JOB —
Print all entries word for word.

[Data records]
____________
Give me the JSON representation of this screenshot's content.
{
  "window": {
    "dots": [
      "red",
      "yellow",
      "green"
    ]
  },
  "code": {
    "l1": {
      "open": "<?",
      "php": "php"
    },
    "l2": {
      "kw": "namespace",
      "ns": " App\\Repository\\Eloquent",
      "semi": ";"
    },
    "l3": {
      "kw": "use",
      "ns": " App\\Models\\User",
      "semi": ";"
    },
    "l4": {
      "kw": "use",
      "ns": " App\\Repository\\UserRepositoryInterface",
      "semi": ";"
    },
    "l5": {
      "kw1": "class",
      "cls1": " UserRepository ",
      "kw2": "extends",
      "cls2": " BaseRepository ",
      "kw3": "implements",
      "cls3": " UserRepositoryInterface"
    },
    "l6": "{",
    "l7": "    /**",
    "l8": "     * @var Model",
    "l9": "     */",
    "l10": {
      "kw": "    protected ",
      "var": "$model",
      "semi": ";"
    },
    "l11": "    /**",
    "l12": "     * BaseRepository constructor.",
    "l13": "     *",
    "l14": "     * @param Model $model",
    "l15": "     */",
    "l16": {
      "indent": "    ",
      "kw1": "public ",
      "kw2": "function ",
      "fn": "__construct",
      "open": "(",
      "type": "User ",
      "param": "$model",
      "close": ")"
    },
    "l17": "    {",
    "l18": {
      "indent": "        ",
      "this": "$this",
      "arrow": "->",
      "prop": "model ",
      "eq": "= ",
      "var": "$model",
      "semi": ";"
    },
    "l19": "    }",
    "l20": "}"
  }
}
____________
EXPECTED ANSWER —
Give me the JSON representation of this screenshot's content.
{
  "window": {
    "dots": [
      "red",
      "yellow",
      "green"
    ]
  },
  "code": {
    "l1": {
      "open": "<?",
      "php": "php"
    },
    "l2": {
      "kw": "namespace",
      "ns": " App\\Repository\\Eloquent",
      "semi": ";"
    },
    "l3": {
      "kw": "use",
      "ns": " App\\Models\\User",
      "semi": ";"
    },
    "l4": {
      "kw": "use",
      "ns": " App\\Repository\\UserRepositoryInterface",
      "semi": ";"
    },
    "l5": {
      "kw1": "class",
      "cls1": " UserRepository ",
      "kw2": "extends",
      "cls2": " BaseRepository ",
      "kw3": "implements",
      "cls3": " UserRepositoryInterface"
    },
    "l6": "{",
    "l7": "    /**",
    "l8": "     * @var Model",
    "l9": "     */",
    "l10": {
      "kw": "    protected ",
      "var": "$model",
      "semi": ";"
    },
    "l11": "    /**",
    "l12": "     * BaseRepository constructor.",
    "l13": "     *",
    "l14": "     * @param Model $model",
    "l15": "     */",
    "l16": {
      "indent": "    ",
      "kw1": "public ",
      "kw2": "function ",
      "fn": "__construct",
      "open": "(",
      "type": "User ",
      "param": "$model",
      "close": ")"
    },
    "l17": "    {",
    "l18": {
      "indent": "        ",
      "this": "$this",
      "arrow": "->",
      "prop": "model ",
      "eq": "= ",
      "var": "$model",
      "semi": ";"
    },
    "l19": "    }",
    "l20": "}"
  }
}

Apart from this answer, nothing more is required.